Your task. Make an exact copy of the records, dropping all pictures.

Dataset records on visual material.
================

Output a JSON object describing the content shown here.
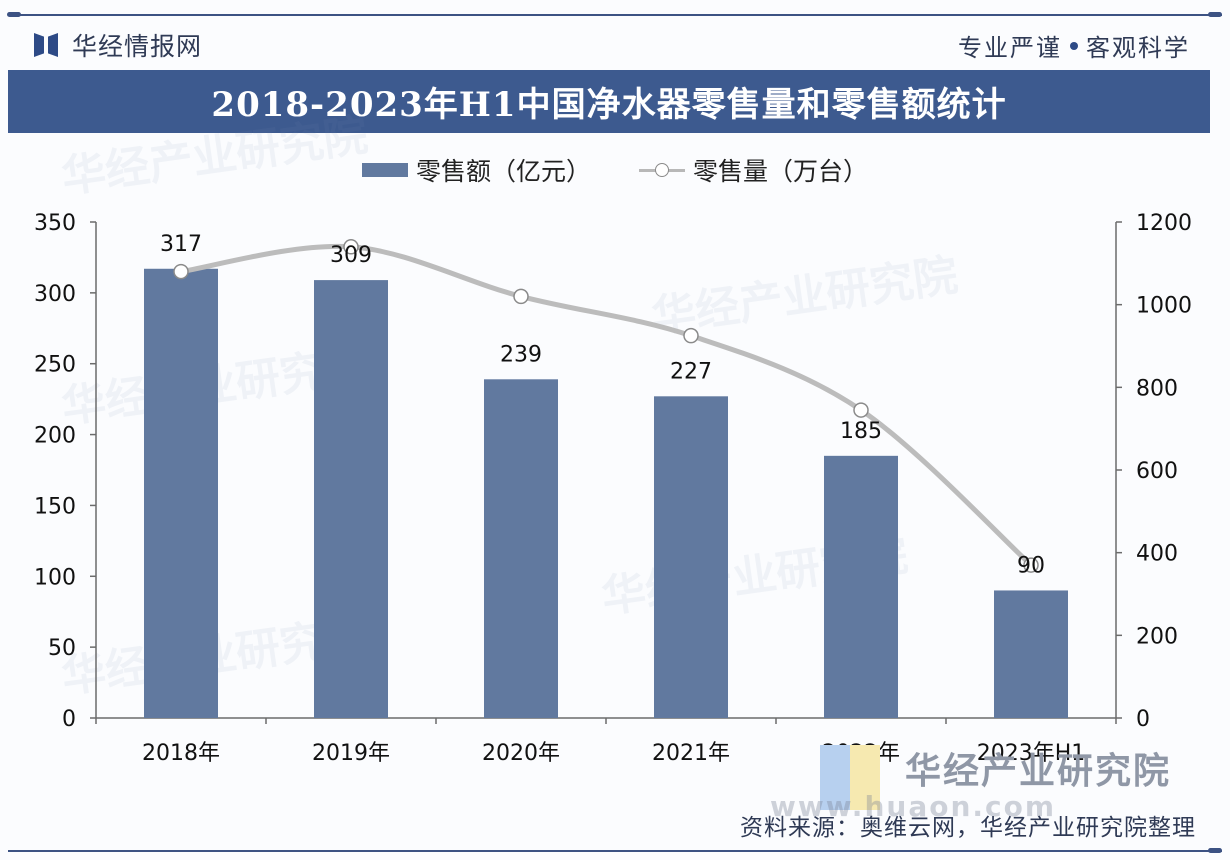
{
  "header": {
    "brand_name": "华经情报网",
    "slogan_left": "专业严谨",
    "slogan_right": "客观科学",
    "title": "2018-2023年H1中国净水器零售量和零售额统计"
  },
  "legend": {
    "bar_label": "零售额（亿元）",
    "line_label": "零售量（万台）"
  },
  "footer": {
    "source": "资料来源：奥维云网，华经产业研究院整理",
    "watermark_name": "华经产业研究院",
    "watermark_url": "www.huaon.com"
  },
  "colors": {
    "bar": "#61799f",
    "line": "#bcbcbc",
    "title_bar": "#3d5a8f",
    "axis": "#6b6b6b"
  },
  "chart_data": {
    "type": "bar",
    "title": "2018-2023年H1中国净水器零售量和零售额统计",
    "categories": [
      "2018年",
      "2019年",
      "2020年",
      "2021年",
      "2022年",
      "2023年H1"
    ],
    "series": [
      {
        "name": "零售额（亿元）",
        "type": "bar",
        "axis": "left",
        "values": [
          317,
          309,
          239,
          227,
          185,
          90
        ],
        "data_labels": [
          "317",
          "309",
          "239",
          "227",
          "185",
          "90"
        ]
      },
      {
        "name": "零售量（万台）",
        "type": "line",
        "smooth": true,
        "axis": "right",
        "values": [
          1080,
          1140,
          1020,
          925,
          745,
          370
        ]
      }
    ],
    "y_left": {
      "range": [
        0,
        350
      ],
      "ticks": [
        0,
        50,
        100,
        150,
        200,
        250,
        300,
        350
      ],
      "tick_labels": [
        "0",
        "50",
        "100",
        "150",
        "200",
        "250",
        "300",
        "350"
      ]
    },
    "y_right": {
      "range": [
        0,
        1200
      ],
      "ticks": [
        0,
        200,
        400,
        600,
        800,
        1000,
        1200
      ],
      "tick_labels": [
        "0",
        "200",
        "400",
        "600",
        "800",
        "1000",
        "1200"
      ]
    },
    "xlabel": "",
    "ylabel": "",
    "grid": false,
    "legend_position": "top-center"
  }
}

================

Output of the task.
Output a JSON object describing the content shown here.
{
  "header": {
    "brand_name": "华经情报网",
    "slogan_left": "专业严谨",
    "slogan_right": "客观科学",
    "title": "2018-2023年H1中国净水器零售量和零售额统计"
  },
  "legend": {
    "bar_label": "零售额（亿元）",
    "line_label": "零售量（万台）"
  },
  "footer": {
    "source": "资料来源：奥维云网，华经产业研究院整理",
    "watermark_name": "华经产业研究院",
    "watermark_url": "www.huaon.com"
  },
  "colors": {
    "bar": "#61799f",
    "line": "#bcbcbc",
    "title_bar": "#3d5a8f",
    "axis": "#6b6b6b"
  },
  "chart_data": {
    "type": "bar",
    "title": "2018-2023年H1中国净水器零售量和零售额统计",
    "categories": [
      "2018年",
      "2019年",
      "2020年",
      "2021年",
      "2022年",
      "2023年H1"
    ],
    "series": [
      {
        "name": "零售额（亿元）",
        "type": "bar",
        "axis": "left",
        "values": [
          317,
          309,
          239,
          227,
          185,
          90
        ],
        "data_labels": [
          "317",
          "309",
          "239",
          "227",
          "185",
          "90"
        ]
      },
      {
        "name": "零售量（万台）",
        "type": "line",
        "smooth": true,
        "axis": "right",
        "values": [
          1080,
          1140,
          1020,
          925,
          745,
          370
        ]
      }
    ],
    "y_left": {
      "range": [
        0,
        350
      ],
      "ticks": [
        0,
        50,
        100,
        150,
        200,
        250,
        300,
        350
      ],
      "tick_labels": [
        "0",
        "50",
        "100",
        "150",
        "200",
        "250",
        "300",
        "350"
      ]
    },
    "y_right": {
      "range": [
        0,
        1200
      ],
      "ticks": [
        0,
        200,
        400,
        600,
        800,
        1000,
        1200
      ],
      "tick_labels": [
        "0",
        "200",
        "400",
        "600",
        "800",
        "1000",
        "1200"
      ]
    },
    "xlabel": "",
    "ylabel": "",
    "grid": false,
    "legend_position": "top-center"
  }
}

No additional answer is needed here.